Your objective
Write out every record below exactly as it appears.

>> begin Source material

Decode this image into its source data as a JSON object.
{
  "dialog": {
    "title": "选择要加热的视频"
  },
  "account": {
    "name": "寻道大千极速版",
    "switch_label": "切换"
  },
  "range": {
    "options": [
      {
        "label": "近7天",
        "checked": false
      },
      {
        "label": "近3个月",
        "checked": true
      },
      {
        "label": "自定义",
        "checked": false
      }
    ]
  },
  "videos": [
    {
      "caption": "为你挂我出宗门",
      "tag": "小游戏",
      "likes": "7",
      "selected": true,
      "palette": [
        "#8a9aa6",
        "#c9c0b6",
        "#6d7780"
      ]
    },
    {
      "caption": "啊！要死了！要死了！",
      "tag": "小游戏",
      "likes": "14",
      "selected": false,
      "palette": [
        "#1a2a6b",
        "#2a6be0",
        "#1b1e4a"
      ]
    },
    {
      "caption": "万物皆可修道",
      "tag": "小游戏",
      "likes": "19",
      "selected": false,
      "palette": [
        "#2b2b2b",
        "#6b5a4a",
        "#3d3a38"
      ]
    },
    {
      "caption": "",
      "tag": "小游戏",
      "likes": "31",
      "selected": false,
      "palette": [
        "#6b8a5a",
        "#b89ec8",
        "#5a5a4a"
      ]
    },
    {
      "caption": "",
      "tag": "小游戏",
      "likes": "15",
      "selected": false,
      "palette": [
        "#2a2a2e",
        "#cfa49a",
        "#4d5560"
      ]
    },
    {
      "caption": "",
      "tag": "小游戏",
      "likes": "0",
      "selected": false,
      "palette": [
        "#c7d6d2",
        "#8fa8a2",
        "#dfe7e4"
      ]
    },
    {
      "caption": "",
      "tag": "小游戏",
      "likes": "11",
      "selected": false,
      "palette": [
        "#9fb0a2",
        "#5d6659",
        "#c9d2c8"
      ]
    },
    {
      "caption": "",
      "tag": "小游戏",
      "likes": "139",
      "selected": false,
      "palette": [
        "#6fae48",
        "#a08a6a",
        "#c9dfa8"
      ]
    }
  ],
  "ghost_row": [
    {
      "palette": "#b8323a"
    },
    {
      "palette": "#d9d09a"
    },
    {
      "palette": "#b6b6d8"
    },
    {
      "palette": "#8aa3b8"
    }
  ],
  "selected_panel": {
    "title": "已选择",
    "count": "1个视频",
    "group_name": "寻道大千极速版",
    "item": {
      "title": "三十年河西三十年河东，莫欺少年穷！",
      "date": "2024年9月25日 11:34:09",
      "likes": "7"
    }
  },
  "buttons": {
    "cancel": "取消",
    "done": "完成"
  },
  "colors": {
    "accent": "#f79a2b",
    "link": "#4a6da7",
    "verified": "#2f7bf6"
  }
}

>> end Source material

The output
Decode this image into its source data as a JSON object.
{
  "dialog": {
    "title": "选择要加热的视频"
  },
  "account": {
    "name": "寻道大千极速版",
    "switch_label": "切换"
  },
  "range": {
    "options": [
      {
        "label": "近7天",
        "checked": false
      },
      {
        "label": "近3个月",
        "checked": true
      },
      {
        "label": "自定义",
        "checked": false
      }
    ]
  },
  "videos": [
    {
      "caption": "为你挂我出宗门",
      "tag": "小游戏",
      "likes": "7",
      "selected": true,
      "palette": [
        "#8a9aa6",
        "#c9c0b6",
        "#6d7780"
      ]
    },
    {
      "caption": "啊！要死了！要死了！",
      "tag": "小游戏",
      "likes": "14",
      "selected": false,
      "palette": [
        "#1a2a6b",
        "#2a6be0",
        "#1b1e4a"
      ]
    },
    {
      "caption": "万物皆可修道",
      "tag": "小游戏",
      "likes": "19",
      "selected": false,
      "palette": [
        "#2b2b2b",
        "#6b5a4a",
        "#3d3a38"
      ]
    },
    {
      "caption": "",
      "tag": "小游戏",
      "likes": "31",
      "selected": false,
      "palette": [
        "#6b8a5a",
        "#b89ec8",
        "#5a5a4a"
      ]
    },
    {
      "caption": "",
      "tag": "小游戏",
      "likes": "15",
      "selected": false,
      "palette": [
        "#2a2a2e",
        "#cfa49a",
        "#4d5560"
      ]
    },
    {
      "caption": "",
      "tag": "小游戏",
      "likes": "0",
      "selected": false,
      "palette": [
        "#c7d6d2",
        "#8fa8a2",
        "#dfe7e4"
      ]
    },
    {
      "caption": "",
      "tag": "小游戏",
      "likes": "11",
      "selected": false,
      "palette": [
        "#9fb0a2",
        "#5d6659",
        "#c9d2c8"
      ]
    },
    {
      "caption": "",
      "tag": "小游戏",
      "likes": "139",
      "selected": false,
      "palette": [
        "#6fae48",
        "#a08a6a",
        "#c9dfa8"
      ]
    }
  ],
  "ghost_row": [
    {
      "palette": "#b8323a"
    },
    {
      "palette": "#d9d09a"
    },
    {
      "palette": "#b6b6d8"
    },
    {
      "palette": "#8aa3b8"
    }
  ],
  "selected_panel": {
    "title": "已选择",
    "count": "1个视频",
    "group_name": "寻道大千极速版",
    "item": {
      "title": "三十年河西三十年河东，莫欺少年穷！",
      "date": "2024年9月25日 11:34:09",
      "likes": "7"
    }
  },
  "buttons": {
    "cancel": "取消",
    "done": "完成"
  },
  "colors": {
    "accent": "#f79a2b",
    "link": "#4a6da7",
    "verified": "#2f7bf6"
  }
}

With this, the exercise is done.